+++ DATA SHOWN +++

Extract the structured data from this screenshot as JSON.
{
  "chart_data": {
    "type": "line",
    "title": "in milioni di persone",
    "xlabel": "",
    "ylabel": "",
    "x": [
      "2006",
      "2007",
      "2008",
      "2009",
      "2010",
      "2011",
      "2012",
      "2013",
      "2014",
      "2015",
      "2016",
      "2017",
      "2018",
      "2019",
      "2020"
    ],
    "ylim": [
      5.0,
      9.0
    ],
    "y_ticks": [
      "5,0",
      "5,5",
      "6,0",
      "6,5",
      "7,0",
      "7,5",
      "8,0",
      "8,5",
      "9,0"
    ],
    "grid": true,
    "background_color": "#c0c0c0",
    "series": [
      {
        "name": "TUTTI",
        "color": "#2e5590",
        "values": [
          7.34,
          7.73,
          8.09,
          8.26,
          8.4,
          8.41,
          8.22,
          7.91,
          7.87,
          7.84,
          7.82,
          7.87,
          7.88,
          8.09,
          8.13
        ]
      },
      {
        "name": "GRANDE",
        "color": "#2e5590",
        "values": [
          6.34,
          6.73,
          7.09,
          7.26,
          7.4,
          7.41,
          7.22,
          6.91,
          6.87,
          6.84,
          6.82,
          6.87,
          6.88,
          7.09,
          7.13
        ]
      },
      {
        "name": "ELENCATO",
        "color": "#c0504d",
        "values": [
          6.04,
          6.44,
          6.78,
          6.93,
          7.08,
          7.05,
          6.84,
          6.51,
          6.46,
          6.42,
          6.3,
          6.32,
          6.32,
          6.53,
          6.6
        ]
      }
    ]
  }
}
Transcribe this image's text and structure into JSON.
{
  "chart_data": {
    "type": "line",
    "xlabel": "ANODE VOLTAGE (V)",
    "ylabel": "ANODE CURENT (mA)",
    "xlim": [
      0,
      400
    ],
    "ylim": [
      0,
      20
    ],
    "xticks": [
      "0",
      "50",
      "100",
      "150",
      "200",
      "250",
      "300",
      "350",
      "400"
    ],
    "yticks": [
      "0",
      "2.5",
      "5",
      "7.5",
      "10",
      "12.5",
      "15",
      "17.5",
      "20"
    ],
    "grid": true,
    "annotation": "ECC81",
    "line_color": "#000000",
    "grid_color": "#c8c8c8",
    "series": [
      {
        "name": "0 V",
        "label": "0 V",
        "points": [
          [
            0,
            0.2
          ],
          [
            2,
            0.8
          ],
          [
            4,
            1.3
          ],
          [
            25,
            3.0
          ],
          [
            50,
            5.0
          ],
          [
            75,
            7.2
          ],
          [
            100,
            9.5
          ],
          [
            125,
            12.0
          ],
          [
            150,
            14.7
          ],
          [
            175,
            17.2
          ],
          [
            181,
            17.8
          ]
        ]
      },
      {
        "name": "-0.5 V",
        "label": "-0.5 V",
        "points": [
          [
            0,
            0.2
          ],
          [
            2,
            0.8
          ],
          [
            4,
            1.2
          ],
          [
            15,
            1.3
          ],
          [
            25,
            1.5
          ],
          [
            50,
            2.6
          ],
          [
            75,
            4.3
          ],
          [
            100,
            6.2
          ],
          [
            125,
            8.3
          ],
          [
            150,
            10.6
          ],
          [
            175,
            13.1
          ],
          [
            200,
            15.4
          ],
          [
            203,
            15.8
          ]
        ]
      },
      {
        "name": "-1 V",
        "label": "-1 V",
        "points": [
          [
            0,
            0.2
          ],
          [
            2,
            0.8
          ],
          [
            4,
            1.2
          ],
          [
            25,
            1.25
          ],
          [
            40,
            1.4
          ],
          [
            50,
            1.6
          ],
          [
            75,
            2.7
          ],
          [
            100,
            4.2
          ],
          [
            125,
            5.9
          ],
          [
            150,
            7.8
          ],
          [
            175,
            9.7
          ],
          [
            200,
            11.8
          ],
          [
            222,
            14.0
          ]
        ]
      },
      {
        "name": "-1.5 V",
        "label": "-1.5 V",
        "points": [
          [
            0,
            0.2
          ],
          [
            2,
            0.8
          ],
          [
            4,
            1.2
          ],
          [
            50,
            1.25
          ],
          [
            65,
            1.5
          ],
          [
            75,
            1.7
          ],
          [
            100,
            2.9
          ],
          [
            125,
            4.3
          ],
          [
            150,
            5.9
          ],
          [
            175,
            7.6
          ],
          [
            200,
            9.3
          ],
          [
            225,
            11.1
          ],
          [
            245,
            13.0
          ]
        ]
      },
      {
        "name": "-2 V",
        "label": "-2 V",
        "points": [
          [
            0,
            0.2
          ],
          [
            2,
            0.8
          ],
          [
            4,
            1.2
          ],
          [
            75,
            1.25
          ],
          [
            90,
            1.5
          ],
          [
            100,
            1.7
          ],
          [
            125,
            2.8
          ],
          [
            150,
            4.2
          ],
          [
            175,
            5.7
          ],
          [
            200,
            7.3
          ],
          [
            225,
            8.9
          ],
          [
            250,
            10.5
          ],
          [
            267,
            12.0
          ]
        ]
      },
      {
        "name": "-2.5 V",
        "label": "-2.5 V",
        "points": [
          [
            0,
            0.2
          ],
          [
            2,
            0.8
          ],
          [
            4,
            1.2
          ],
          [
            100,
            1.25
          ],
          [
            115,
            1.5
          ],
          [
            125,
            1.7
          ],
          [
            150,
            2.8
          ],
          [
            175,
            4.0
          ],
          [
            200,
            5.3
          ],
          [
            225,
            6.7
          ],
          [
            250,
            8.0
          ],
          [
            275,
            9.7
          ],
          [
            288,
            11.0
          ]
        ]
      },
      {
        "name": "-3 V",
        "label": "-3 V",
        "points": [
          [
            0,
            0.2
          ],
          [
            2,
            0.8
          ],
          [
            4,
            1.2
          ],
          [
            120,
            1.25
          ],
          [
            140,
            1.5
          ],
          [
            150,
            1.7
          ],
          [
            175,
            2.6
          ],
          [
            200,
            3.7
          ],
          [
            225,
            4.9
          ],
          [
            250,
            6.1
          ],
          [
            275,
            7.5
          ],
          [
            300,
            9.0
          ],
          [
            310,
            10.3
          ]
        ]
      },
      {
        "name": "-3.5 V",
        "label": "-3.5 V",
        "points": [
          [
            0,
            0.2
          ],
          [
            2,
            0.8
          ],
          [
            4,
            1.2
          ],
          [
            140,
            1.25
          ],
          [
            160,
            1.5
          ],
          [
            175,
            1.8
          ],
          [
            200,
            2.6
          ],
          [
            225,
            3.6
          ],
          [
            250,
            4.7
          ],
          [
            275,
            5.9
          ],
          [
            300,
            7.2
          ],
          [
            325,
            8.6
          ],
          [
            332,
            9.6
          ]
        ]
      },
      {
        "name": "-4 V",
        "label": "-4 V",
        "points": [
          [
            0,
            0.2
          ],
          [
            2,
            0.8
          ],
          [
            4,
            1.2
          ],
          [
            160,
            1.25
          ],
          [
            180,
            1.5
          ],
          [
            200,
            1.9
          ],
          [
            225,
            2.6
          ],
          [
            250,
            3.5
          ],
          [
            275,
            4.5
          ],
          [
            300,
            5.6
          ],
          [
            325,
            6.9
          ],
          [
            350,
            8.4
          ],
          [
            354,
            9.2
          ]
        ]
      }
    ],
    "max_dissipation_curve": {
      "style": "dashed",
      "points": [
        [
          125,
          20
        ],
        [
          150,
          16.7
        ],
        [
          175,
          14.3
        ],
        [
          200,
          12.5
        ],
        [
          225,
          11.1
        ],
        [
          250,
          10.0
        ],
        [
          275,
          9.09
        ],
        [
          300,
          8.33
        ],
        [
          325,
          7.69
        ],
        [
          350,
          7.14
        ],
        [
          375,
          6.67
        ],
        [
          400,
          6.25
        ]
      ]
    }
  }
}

+++

### PROBLEM REQUIREMENTS
Your task is to quote the listing above word for word.

### EXERCISE ANSWER
Extract the structured data from this screenshot as JSON.
{
  "chart_data": {
    "type": "line",
    "title": "in milioni di persone",
    "xlabel": "",
    "ylabel": "",
    "x": [
      "2006",
      "2007",
      "2008",
      "2009",
      "2010",
      "2011",
      "2012",
      "2013",
      "2014",
      "2015",
      "2016",
      "2017",
      "2018",
      "2019",
      "2020"
    ],
    "ylim": [
      5.0,
      9.0
    ],
    "y_ticks": [
      "5,0",
      "5,5",
      "6,0",
      "6,5",
      "7,0",
      "7,5",
      "8,0",
      "8,5",
      "9,0"
    ],
    "grid": true,
    "background_color": "#c0c0c0",
    "series": [
      {
        "name": "TUTTI",
        "color": "#2e5590",
        "values": [
          7.34,
          7.73,
          8.09,
          8.26,
          8.4,
          8.41,
          8.22,
          7.91,
          7.87,
          7.84,
          7.82,
          7.87,
          7.88,
          8.09,
          8.13
        ]
      },
      {
        "name": "GRANDE",
        "color": "#2e5590",
        "values": [
          6.34,
          6.73,
          7.09,
          7.26,
          7.4,
          7.41,
          7.22,
          6.91,
          6.87,
          6.84,
          6.82,
          6.87,
          6.88,
          7.09,
          7.13
        ]
      },
      {
        "name": "ELENCATO",
        "color": "#c0504d",
        "values": [
          6.04,
          6.44,
          6.78,
          6.93,
          7.08,
          7.05,
          6.84,
          6.51,
          6.46,
          6.42,
          6.3,
          6.32,
          6.32,
          6.53,
          6.6
        ]
      }
    ]
  }
}
Transcribe this image's text and structure into JSON.
{
  "chart_data": {
    "type": "line",
    "xlabel": "ANODE VOLTAGE (V)",
    "ylabel": "ANODE CURENT (mA)",
    "xlim": [
      0,
      400
    ],
    "ylim": [
      0,
      20
    ],
    "xticks": [
      "0",
      "50",
      "100",
      "150",
      "200",
      "250",
      "300",
      "350",
      "400"
    ],
    "yticks": [
      "0",
      "2.5",
      "5",
      "7.5",
      "10",
      "12.5",
      "15",
      "17.5",
      "20"
    ],
    "grid": true,
    "annotation": "ECC81",
    "line_color": "#000000",
    "grid_color": "#c8c8c8",
    "series": [
      {
        "name": "0 V",
        "label": "0 V",
        "points": [
          [
            0,
            0.2
          ],
          [
            2,
            0.8
          ],
          [
            4,
            1.3
          ],
          [
            25,
            3.0
          ],
          [
            50,
            5.0
          ],
          [
            75,
            7.2
          ],
          [
            100,
            9.5
          ],
          [
            125,
            12.0
          ],
          [
            150,
            14.7
          ],
          [
            175,
            17.2
          ],
          [
            181,
            17.8
          ]
        ]
      },
      {
        "name": "-0.5 V",
        "label": "-0.5 V",
        "points": [
          [
            0,
            0.2
          ],
          [
            2,
            0.8
          ],
          [
            4,
            1.2
          ],
          [
            15,
            1.3
          ],
          [
            25,
            1.5
          ],
          [
            50,
            2.6
          ],
          [
            75,
            4.3
          ],
          [
            100,
            6.2
          ],
          [
            125,
            8.3
          ],
          [
            150,
            10.6
          ],
          [
            175,
            13.1
          ],
          [
            200,
            15.4
          ],
          [
            203,
            15.8
          ]
        ]
      },
      {
        "name": "-1 V",
        "label": "-1 V",
        "points": [
          [
            0,
            0.2
          ],
          [
            2,
            0.8
          ],
          [
            4,
            1.2
          ],
          [
            25,
            1.25
          ],
          [
            40,
            1.4
          ],
          [
            50,
            1.6
          ],
          [
            75,
            2.7
          ],
          [
            100,
            4.2
          ],
          [
            125,
            5.9
          ],
          [
            150,
            7.8
          ],
          [
            175,
            9.7
          ],
          [
            200,
            11.8
          ],
          [
            222,
            14.0
          ]
        ]
      },
      {
        "name": "-1.5 V",
        "label": "-1.5 V",
        "points": [
          [
            0,
            0.2
          ],
          [
            2,
            0.8
          ],
          [
            4,
            1.2
          ],
          [
            50,
            1.25
          ],
          [
            65,
            1.5
          ],
          [
            75,
            1.7
          ],
          [
            100,
            2.9
          ],
          [
            125,
            4.3
          ],
          [
            150,
            5.9
          ],
          [
            175,
            7.6
          ],
          [
            200,
            9.3
          ],
          [
            225,
            11.1
          ],
          [
            245,
            13.0
          ]
        ]
      },
      {
        "name": "-2 V",
        "label": "-2 V",
        "points": [
          [
            0,
            0.2
          ],
          [
            2,
            0.8
          ],
          [
            4,
            1.2
          ],
          [
            75,
            1.25
          ],
          [
            90,
            1.5
          ],
          [
            100,
            1.7
          ],
          [
            125,
            2.8
          ],
          [
            150,
            4.2
          ],
          [
            175,
            5.7
          ],
          [
            200,
            7.3
          ],
          [
            225,
            8.9
          ],
          [
            250,
            10.5
          ],
          [
            267,
            12.0
          ]
        ]
      },
      {
        "name": "-2.5 V",
        "label": "-2.5 V",
        "points": [
          [
            0,
            0.2
          ],
          [
            2,
            0.8
          ],
          [
            4,
            1.2
          ],
          [
            100,
            1.25
          ],
          [
            115,
            1.5
          ],
          [
            125,
            1.7
          ],
          [
            150,
            2.8
          ],
          [
            175,
            4.0
          ],
          [
            200,
            5.3
          ],
          [
            225,
            6.7
          ],
          [
            250,
            8.0
          ],
          [
            275,
            9.7
          ],
          [
            288,
            11.0
          ]
        ]
      },
      {
        "name": "-3 V",
        "label": "-3 V",
        "points": [
          [
            0,
            0.2
          ],
          [
            2,
            0.8
          ],
          [
            4,
            1.2
          ],
          [
            120,
            1.25
          ],
          [
            140,
            1.5
          ],
          [
            150,
            1.7
          ],
          [
            175,
            2.6
          ],
          [
            200,
            3.7
          ],
          [
            225,
            4.9
          ],
          [
            250,
            6.1
          ],
          [
            275,
            7.5
          ],
          [
            300,
            9.0
          ],
          [
            310,
            10.3
          ]
        ]
      },
      {
        "name": "-3.5 V",
        "label": "-3.5 V",
        "points": [
          [
            0,
            0.2
          ],
          [
            2,
            0.8
          ],
          [
            4,
            1.2
          ],
          [
            140,
            1.25
          ],
          [
            160,
            1.5
          ],
          [
            175,
            1.8
          ],
          [
            200,
            2.6
          ],
          [
            225,
            3.6
          ],
          [
            250,
            4.7
          ],
          [
            275,
            5.9
          ],
          [
            300,
            7.2
          ],
          [
            325,
            8.6
          ],
          [
            332,
            9.6
          ]
        ]
      },
      {
        "name": "-4 V",
        "label": "-4 V",
        "points": [
          [
            0,
            0.2
          ],
          [
            2,
            0.8
          ],
          [
            4,
            1.2
          ],
          [
            160,
            1.25
          ],
          [
            180,
            1.5
          ],
          [
            200,
            1.9
          ],
          [
            225,
            2.6
          ],
          [
            250,
            3.5
          ],
          [
            275,
            4.5
          ],
          [
            300,
            5.6
          ],
          [
            325,
            6.9
          ],
          [
            350,
            8.4
          ],
          [
            354,
            9.2
          ]
        ]
      }
    ],
    "max_dissipation_curve": {
      "style": "dashed",
      "points": [
        [
          125,
          20
        ],
        [
          150,
          16.7
        ],
        [
          175,
          14.3
        ],
        [
          200,
          12.5
        ],
        [
          225,
          11.1
        ],
        [
          250,
          10.0
        ],
        [
          275,
          9.09
        ],
        [
          300,
          8.33
        ],
        [
          325,
          7.69
        ],
        [
          350,
          7.14
        ],
        [
          375,
          6.67
        ],
        [
          400,
          6.25
        ]
      ]
    }
  }
}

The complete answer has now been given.